---------- Records to use

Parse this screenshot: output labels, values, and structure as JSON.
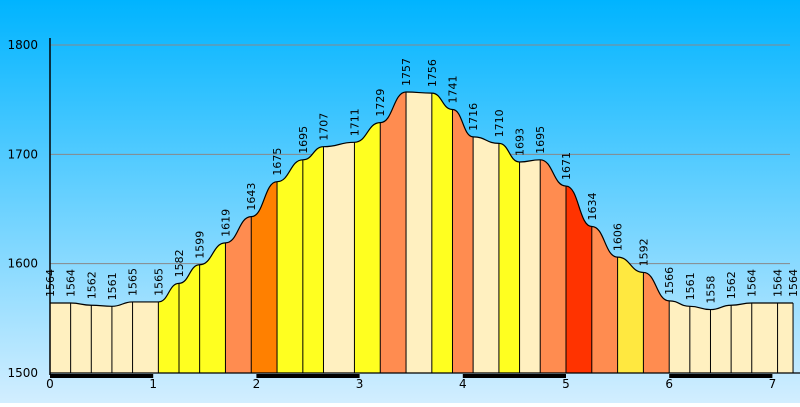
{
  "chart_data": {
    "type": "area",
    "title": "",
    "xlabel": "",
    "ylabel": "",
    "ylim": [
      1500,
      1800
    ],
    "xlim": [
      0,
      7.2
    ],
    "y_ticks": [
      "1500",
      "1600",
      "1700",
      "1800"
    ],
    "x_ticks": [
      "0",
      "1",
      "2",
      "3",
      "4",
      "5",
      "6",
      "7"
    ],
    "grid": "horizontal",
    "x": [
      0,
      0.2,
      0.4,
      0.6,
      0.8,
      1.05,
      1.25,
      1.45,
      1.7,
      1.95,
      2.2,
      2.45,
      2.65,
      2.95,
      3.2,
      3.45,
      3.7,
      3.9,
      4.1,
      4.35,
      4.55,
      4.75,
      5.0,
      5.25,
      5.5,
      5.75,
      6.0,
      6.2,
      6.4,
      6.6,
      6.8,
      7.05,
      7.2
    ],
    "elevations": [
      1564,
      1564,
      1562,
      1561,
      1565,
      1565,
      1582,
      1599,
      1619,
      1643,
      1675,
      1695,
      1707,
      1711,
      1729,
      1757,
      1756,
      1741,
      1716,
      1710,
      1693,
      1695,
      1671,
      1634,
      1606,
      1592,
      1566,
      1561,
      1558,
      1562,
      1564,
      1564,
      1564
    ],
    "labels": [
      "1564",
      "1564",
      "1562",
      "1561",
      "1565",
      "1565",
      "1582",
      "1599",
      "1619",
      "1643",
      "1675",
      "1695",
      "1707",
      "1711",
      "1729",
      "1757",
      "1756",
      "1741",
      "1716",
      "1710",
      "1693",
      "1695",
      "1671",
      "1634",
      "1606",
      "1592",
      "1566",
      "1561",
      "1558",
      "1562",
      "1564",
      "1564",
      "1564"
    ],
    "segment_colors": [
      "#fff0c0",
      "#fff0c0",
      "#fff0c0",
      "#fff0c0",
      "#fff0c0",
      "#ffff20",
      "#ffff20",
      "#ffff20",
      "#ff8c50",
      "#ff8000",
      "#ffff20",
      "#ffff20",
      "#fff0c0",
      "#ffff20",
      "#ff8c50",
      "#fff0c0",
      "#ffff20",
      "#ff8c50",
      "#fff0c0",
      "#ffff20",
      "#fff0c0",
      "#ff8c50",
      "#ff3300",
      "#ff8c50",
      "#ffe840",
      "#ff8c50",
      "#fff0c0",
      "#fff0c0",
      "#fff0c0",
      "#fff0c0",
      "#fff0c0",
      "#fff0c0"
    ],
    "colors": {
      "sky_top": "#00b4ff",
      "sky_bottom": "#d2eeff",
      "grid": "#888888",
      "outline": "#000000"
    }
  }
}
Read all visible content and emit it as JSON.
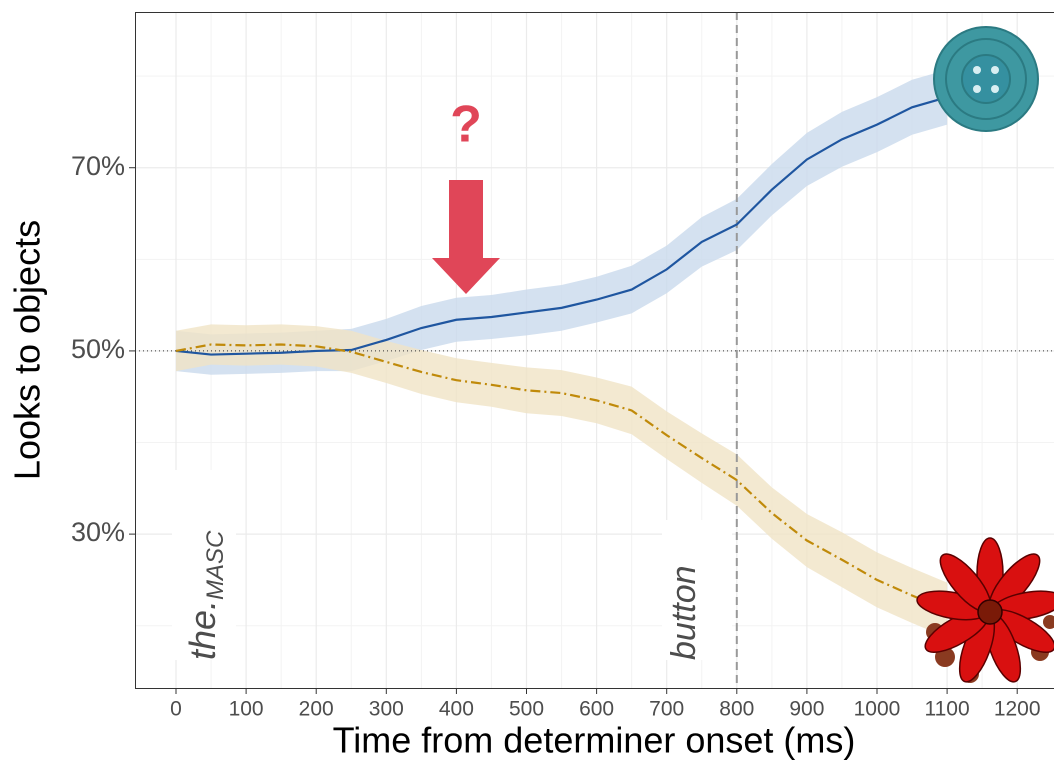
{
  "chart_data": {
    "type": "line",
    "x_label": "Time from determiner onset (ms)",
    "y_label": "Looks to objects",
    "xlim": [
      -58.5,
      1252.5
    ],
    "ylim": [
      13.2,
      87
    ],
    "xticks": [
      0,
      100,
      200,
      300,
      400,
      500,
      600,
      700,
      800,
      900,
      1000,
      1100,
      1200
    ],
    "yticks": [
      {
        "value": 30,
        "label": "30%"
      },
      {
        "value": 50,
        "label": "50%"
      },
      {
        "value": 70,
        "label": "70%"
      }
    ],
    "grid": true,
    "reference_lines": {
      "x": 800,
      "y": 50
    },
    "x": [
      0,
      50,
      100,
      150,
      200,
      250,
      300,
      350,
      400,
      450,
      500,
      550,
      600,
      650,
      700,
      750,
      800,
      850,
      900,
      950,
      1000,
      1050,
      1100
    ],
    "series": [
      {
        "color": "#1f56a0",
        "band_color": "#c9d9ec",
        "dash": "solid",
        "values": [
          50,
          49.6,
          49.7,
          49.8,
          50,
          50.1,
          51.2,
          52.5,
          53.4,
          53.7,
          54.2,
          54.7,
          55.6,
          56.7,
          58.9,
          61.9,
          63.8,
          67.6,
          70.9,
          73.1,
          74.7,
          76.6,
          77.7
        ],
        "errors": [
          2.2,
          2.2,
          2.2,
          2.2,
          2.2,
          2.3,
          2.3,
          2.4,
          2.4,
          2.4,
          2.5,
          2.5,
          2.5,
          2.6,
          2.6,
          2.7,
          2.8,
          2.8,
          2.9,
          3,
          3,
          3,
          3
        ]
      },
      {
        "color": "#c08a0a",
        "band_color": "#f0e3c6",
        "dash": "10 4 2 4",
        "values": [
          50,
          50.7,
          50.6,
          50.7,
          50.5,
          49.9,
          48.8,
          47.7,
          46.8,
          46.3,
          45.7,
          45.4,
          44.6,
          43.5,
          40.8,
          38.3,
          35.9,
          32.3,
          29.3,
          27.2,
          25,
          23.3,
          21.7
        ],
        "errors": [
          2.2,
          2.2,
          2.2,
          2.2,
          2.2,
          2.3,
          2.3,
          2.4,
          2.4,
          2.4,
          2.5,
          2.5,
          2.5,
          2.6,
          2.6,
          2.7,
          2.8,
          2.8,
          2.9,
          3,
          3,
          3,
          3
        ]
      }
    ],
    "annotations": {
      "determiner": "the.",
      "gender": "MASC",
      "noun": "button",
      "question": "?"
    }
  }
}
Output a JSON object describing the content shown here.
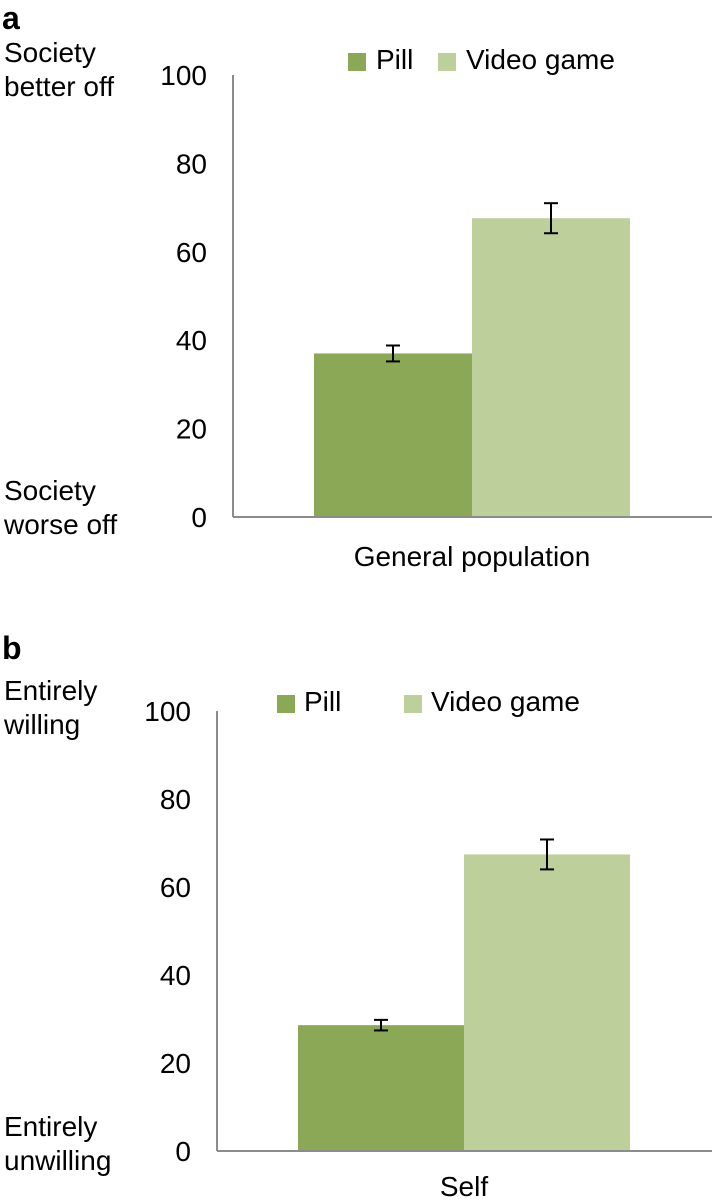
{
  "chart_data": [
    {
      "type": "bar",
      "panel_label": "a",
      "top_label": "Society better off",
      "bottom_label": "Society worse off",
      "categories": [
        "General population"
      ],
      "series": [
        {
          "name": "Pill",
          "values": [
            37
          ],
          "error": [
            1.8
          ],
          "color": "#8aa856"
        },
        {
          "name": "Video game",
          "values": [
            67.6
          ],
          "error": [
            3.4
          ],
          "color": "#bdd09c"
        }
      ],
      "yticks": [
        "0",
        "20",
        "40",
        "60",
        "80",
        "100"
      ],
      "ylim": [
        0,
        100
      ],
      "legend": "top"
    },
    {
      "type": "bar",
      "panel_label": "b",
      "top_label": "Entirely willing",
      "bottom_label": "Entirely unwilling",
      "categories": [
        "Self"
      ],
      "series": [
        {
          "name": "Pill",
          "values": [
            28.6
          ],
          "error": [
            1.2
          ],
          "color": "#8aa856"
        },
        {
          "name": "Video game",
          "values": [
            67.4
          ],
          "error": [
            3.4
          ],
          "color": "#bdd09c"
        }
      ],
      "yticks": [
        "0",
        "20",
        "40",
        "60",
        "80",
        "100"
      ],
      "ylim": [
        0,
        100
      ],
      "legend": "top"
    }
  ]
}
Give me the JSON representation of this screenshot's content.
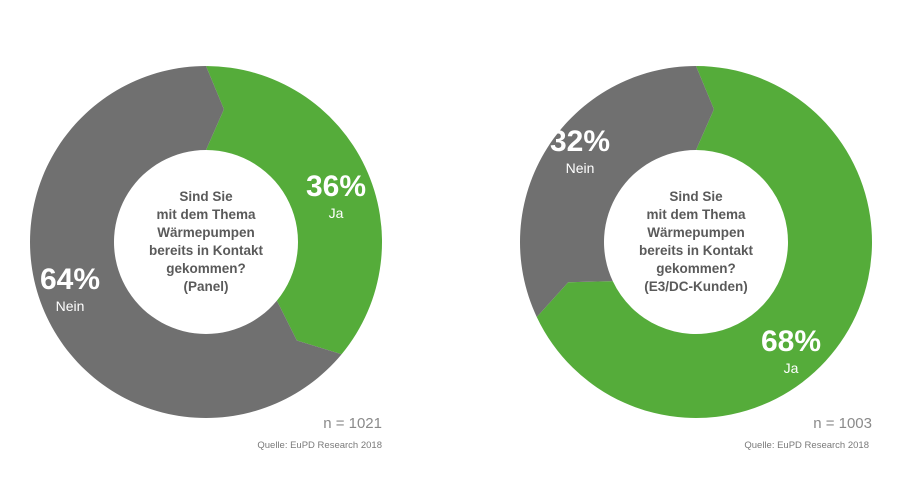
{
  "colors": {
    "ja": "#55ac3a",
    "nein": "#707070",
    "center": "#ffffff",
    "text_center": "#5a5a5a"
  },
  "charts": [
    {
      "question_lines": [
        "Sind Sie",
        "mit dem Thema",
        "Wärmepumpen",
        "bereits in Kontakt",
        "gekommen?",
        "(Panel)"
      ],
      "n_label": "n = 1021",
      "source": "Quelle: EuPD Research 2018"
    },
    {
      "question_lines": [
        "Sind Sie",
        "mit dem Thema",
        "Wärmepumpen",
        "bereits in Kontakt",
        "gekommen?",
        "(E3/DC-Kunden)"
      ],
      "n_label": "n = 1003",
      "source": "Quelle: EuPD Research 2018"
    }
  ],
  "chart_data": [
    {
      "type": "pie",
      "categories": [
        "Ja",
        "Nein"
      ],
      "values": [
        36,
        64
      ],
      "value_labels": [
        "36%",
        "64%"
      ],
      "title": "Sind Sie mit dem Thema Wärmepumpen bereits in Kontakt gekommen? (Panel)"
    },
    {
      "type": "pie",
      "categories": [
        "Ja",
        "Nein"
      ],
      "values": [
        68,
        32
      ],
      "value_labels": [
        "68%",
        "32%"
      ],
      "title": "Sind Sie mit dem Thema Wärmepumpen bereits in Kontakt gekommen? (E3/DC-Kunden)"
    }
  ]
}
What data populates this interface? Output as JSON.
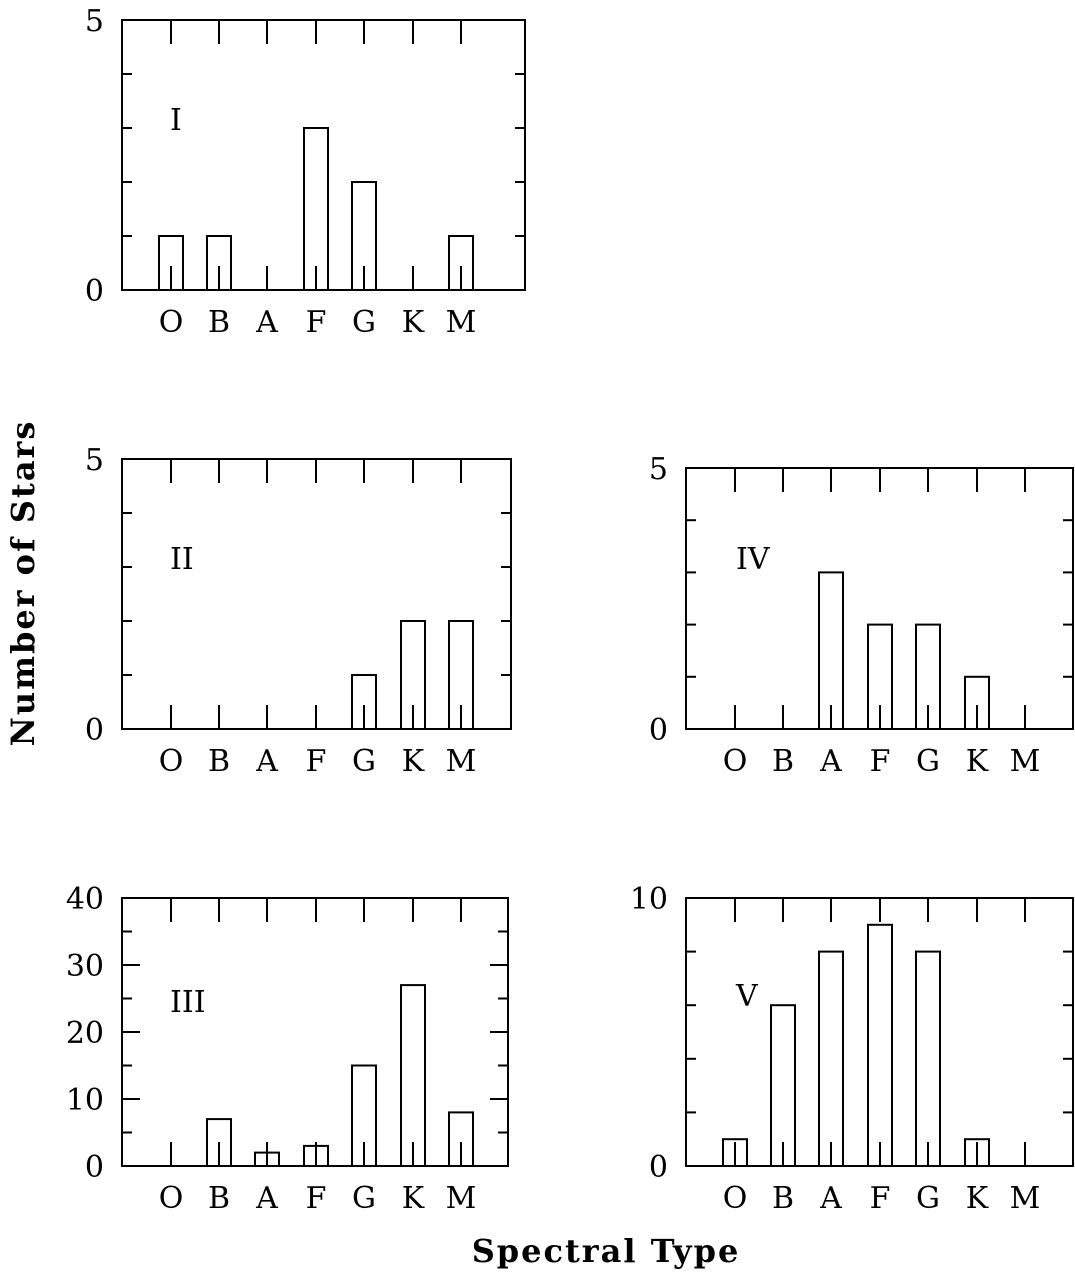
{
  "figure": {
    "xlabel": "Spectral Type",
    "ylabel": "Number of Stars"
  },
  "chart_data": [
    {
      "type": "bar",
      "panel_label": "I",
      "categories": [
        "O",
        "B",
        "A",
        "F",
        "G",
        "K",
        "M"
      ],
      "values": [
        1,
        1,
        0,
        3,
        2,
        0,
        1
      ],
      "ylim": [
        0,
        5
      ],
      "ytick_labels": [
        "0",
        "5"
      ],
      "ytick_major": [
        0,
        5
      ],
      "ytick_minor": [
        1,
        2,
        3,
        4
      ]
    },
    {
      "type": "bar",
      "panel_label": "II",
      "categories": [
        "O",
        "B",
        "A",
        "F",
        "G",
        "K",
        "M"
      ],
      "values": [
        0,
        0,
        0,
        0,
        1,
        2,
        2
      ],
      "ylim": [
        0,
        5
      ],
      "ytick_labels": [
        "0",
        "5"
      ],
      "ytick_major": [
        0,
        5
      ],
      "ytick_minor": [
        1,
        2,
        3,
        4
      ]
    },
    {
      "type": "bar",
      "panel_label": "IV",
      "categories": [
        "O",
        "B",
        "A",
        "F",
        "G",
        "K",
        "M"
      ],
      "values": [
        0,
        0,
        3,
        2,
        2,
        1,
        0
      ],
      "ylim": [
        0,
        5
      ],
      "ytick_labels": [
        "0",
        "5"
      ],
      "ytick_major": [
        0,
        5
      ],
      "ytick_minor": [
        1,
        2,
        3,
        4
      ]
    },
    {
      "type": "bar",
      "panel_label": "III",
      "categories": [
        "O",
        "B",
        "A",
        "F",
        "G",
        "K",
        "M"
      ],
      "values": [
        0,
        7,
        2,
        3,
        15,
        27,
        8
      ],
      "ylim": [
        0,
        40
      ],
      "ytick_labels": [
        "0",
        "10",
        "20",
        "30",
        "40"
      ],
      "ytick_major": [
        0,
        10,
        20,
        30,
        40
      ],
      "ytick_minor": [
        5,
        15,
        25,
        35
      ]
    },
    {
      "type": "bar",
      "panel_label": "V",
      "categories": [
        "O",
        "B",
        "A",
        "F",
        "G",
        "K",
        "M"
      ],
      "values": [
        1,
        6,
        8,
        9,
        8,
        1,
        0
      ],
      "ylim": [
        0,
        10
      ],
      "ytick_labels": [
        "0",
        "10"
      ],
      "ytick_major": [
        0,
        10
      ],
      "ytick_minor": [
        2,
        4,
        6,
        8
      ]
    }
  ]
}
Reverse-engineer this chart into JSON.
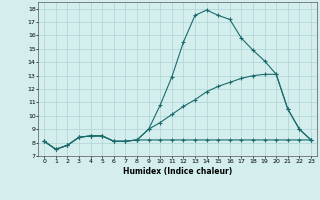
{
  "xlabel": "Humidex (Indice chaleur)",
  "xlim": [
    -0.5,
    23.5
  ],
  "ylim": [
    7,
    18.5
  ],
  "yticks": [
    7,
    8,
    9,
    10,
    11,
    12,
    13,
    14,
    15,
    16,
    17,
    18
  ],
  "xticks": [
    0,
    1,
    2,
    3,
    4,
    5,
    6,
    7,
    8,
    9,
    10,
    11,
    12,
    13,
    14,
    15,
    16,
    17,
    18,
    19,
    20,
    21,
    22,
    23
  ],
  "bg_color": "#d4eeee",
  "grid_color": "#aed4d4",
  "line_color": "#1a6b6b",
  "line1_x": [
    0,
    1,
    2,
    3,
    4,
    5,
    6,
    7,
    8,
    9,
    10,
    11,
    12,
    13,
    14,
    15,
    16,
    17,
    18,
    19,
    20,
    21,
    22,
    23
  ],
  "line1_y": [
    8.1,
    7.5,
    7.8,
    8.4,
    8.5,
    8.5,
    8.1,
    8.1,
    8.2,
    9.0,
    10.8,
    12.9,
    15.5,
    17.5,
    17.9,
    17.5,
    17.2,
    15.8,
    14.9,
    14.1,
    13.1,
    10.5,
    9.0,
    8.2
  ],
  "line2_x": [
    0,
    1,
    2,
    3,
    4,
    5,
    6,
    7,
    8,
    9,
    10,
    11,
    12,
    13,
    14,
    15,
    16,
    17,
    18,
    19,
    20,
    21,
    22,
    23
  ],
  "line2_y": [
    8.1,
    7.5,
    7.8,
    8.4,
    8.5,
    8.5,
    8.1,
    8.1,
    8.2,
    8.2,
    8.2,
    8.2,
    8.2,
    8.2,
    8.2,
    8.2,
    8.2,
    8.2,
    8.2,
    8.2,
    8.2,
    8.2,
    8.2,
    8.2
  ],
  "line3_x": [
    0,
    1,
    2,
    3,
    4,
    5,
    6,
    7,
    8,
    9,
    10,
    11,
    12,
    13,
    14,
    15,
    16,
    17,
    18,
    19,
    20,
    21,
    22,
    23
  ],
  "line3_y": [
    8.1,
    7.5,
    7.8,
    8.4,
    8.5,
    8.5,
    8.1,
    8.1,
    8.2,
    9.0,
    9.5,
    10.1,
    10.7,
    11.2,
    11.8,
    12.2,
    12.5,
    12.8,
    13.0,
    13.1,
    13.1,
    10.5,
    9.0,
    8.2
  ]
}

--------------------

Task objective: Retype verbatim only the lines beginning with the line that contains "Reverse-engineer this chart into JSON." and ending with the last line of the listing above; pictures are to be excluded.

Complete response:
Reverse-engineer this chart into JSON.
{
  "xlabel": "Humidex (Indice chaleur)",
  "xlim": [
    -0.5,
    23.5
  ],
  "ylim": [
    7,
    18.5
  ],
  "yticks": [
    7,
    8,
    9,
    10,
    11,
    12,
    13,
    14,
    15,
    16,
    17,
    18
  ],
  "xticks": [
    0,
    1,
    2,
    3,
    4,
    5,
    6,
    7,
    8,
    9,
    10,
    11,
    12,
    13,
    14,
    15,
    16,
    17,
    18,
    19,
    20,
    21,
    22,
    23
  ],
  "bg_color": "#d4eeee",
  "grid_color": "#aed4d4",
  "line_color": "#1a6b6b",
  "line1_x": [
    0,
    1,
    2,
    3,
    4,
    5,
    6,
    7,
    8,
    9,
    10,
    11,
    12,
    13,
    14,
    15,
    16,
    17,
    18,
    19,
    20,
    21,
    22,
    23
  ],
  "line1_y": [
    8.1,
    7.5,
    7.8,
    8.4,
    8.5,
    8.5,
    8.1,
    8.1,
    8.2,
    9.0,
    10.8,
    12.9,
    15.5,
    17.5,
    17.9,
    17.5,
    17.2,
    15.8,
    14.9,
    14.1,
    13.1,
    10.5,
    9.0,
    8.2
  ],
  "line2_x": [
    0,
    1,
    2,
    3,
    4,
    5,
    6,
    7,
    8,
    9,
    10,
    11,
    12,
    13,
    14,
    15,
    16,
    17,
    18,
    19,
    20,
    21,
    22,
    23
  ],
  "line2_y": [
    8.1,
    7.5,
    7.8,
    8.4,
    8.5,
    8.5,
    8.1,
    8.1,
    8.2,
    8.2,
    8.2,
    8.2,
    8.2,
    8.2,
    8.2,
    8.2,
    8.2,
    8.2,
    8.2,
    8.2,
    8.2,
    8.2,
    8.2,
    8.2
  ],
  "line3_x": [
    0,
    1,
    2,
    3,
    4,
    5,
    6,
    7,
    8,
    9,
    10,
    11,
    12,
    13,
    14,
    15,
    16,
    17,
    18,
    19,
    20,
    21,
    22,
    23
  ],
  "line3_y": [
    8.1,
    7.5,
    7.8,
    8.4,
    8.5,
    8.5,
    8.1,
    8.1,
    8.2,
    9.0,
    9.5,
    10.1,
    10.7,
    11.2,
    11.8,
    12.2,
    12.5,
    12.8,
    13.0,
    13.1,
    13.1,
    10.5,
    9.0,
    8.2
  ]
}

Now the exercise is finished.